— START OF Source passage —
No doubt, this will be the most complex logic board I have ever made, especially considering the way the 32K VIC-20 extended RAM will be managed as 6500 blocks of 5 bytes, configurable and adaptable as real time 6502 macro instructions on the fly at 10 MHz. Say what??.... that's for a later explanation!

So to officially start placing chips, I am working from the obvious start; the expansion port buffers.

In order to conserve power and not require a power supply the size of a cube van, I have opted to go with 74HC logic on by board, as CMOS logic is very power friendly. I will have no problem running 300+ ICs with half an amp, which is far less than what a TTL based board would demand.

The one snag with this plan is that TTL and CMOS "almost" work together. When I say almost, I mean that the only problem occurs when TTL drives a logical ONE into a CMOS gate. TTL may only put out 2.7 Volts as a HI level, but in CMOS world, a ONE is defined as no lower than 3.5 volts. If you only need to go from CMOS to TTL, than everything will work fine, but the other way around may not.

Before I truly believed this, I tried it anyhow, and it worked about 90% of the time actually.
Eventually, bits were lost in translation, and poor old VIC crashed.

Here are the three different types of 245 buffers I have in my ammo closet...


TTL and CMOS require level translators to mate.

I use each of these three types of 245 buffers depending on the application...

74HC245 : For CMOS to CMOS logic. I will have many of these on my board.
— END OF Source passage —
— START OF Dataset content —
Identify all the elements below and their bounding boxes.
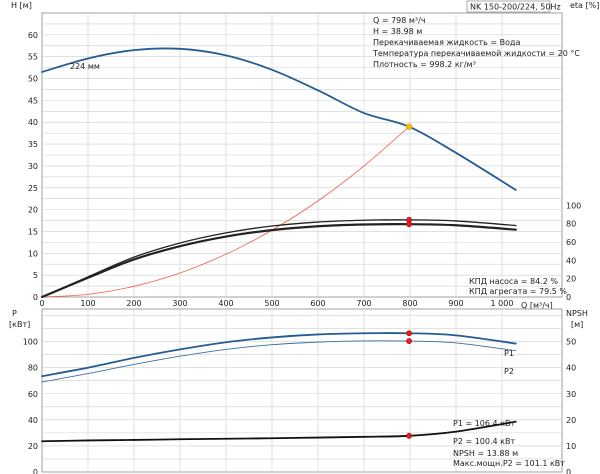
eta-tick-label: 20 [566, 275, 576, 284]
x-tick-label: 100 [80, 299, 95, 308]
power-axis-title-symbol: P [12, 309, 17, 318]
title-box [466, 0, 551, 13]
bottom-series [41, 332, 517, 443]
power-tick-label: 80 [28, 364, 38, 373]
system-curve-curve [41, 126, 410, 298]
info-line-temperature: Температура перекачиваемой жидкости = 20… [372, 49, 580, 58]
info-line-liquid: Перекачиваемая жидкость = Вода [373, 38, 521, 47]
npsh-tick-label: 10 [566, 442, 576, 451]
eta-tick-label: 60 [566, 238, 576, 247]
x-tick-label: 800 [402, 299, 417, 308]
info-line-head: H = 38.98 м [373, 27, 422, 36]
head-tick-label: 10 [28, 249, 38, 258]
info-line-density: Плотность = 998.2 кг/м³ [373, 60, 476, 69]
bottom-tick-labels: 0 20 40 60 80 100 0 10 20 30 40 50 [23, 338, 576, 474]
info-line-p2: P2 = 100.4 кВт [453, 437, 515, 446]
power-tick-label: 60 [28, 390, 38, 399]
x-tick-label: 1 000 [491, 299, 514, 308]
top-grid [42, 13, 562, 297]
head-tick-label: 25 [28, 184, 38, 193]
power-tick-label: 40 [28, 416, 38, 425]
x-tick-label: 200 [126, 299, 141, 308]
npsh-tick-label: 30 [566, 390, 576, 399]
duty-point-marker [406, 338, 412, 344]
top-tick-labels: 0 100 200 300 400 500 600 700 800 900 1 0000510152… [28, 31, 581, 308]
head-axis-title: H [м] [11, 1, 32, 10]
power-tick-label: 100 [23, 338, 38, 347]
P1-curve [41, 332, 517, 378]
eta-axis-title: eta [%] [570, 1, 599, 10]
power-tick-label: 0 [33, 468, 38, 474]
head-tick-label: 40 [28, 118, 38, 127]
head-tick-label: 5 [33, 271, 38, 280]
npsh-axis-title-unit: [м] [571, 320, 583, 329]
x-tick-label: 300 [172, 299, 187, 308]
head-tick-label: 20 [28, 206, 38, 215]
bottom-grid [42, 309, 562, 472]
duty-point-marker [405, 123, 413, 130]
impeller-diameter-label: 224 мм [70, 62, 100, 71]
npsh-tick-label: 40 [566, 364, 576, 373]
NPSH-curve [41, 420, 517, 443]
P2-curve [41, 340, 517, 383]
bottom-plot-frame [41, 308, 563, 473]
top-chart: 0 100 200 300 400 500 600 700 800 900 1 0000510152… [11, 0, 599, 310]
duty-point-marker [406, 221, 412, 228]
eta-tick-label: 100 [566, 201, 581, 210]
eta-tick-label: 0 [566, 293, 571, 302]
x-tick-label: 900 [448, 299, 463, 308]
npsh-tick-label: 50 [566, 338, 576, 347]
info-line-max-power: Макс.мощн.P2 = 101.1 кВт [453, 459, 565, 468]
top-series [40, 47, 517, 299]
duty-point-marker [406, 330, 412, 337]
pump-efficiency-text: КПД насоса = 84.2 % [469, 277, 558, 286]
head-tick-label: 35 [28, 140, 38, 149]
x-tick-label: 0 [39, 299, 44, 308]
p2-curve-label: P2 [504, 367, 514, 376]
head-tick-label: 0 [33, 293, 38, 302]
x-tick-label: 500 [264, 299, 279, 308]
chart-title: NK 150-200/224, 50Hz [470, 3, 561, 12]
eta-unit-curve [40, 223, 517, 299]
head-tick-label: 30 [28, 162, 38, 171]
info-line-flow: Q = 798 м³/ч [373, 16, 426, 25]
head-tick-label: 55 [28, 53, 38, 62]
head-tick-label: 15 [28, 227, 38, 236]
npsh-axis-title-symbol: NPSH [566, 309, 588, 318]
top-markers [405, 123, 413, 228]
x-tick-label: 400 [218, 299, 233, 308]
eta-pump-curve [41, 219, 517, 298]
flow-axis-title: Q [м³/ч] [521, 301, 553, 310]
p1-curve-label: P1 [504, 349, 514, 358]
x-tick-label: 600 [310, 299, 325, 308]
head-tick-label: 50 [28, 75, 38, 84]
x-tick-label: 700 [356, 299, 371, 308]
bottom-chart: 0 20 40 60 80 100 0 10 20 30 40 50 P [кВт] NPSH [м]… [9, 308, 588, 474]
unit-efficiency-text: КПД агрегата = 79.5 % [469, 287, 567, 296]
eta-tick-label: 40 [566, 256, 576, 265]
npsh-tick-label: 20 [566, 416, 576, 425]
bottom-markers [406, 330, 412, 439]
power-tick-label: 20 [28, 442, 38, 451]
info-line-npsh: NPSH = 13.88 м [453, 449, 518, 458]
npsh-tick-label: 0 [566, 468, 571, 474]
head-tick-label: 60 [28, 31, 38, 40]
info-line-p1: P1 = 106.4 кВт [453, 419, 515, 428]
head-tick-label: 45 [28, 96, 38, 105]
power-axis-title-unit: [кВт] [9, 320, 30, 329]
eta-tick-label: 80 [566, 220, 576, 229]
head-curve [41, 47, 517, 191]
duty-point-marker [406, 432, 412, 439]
— END OF Dataset content —
— START OF Dataset content —
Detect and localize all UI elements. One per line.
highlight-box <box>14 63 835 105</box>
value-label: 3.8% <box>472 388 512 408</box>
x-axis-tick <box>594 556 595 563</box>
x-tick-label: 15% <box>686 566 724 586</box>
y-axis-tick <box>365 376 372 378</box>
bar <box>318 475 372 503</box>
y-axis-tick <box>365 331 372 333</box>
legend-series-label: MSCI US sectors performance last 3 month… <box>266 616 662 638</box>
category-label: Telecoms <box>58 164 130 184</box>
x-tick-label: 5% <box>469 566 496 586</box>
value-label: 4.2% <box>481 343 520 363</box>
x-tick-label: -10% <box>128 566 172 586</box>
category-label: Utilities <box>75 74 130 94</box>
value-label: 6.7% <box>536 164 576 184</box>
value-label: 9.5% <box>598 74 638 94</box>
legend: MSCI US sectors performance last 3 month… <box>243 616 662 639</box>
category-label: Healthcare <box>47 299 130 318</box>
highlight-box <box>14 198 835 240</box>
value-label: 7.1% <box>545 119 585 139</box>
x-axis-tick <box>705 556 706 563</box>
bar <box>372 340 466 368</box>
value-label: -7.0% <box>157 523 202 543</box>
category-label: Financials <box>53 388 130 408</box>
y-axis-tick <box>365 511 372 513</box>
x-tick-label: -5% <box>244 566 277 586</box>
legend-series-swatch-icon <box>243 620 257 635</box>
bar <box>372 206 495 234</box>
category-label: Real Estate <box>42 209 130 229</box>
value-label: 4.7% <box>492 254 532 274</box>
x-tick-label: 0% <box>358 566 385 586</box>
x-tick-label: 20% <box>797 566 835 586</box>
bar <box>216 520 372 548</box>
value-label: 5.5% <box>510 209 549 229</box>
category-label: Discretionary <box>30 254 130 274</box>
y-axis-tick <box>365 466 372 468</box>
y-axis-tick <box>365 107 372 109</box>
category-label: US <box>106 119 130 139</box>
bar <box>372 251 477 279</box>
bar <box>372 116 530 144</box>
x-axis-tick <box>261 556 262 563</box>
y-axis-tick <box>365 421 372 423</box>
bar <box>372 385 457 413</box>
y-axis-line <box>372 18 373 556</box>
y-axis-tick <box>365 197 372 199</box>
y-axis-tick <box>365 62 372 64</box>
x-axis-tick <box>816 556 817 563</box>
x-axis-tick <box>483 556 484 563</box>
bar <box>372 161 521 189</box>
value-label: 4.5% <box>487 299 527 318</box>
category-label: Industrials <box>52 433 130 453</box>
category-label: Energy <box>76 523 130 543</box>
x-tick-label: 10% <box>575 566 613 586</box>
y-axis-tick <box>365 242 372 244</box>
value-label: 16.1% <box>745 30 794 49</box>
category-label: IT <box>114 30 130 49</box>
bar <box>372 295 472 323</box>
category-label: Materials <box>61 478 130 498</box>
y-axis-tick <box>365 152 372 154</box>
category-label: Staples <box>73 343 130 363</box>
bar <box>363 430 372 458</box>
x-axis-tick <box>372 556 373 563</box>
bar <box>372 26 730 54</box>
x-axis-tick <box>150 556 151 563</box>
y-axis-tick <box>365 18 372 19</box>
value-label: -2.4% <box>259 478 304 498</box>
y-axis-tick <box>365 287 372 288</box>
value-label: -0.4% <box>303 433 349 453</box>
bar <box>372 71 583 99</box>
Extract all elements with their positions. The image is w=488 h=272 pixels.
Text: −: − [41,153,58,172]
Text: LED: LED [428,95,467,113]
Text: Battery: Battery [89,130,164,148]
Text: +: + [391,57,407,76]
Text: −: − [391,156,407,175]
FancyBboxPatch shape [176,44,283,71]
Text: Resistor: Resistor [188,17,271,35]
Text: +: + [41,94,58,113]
— END OF Dataset content —
## What the exercise asks
Retype the passage above about the VIC-20 logic board's expansion port buffers word for word, in full.

## Reply to the exercise
No doubt, this will be the most complex logic board I have ever made, especially considering the way the 32K VIC-20 extended RAM will be managed as 6500 blocks of 5 bytes, configurable and adaptable as real time 6502 macro instructions on the fly at 10 MHz. Say what??.... that's for a later explanation!

So to officially start placing chips, I am working from the obvious start; the expansion port buffers.

In order to conserve power and not require a power supply the size of a cube van, I have opted to go with 74HC logic on by board, as CMOS logic is very power friendly. I will have no problem running 300+ ICs with half an amp, which is far less than what a TTL based board would demand.

The one snag with this plan is that TTL and CMOS "almost" work together. When I say almost, I mean that the only problem occurs when TTL drives a logical ONE into a CMOS gate. TTL may only put out 2.7 Volts as a HI level, but in CMOS world, a ONE is defined as no lower than 3.5 volts. If you only need to go from CMOS to TTL, than everything will work fine, but the other way around may not.

Before I truly believed this, I tried it anyhow, and it worked about 90% of the time actually.
Eventually, bits were lost in translation, and poor old VIC crashed.

Here are the three different types of 245 buffers I have in my ammo closet...


TTL and CMOS require level translators to mate.

I use each of these three types of 245 buffers depending on the application...

74HC245 : For CMOS to CMOS logic. I will have many of these on my board.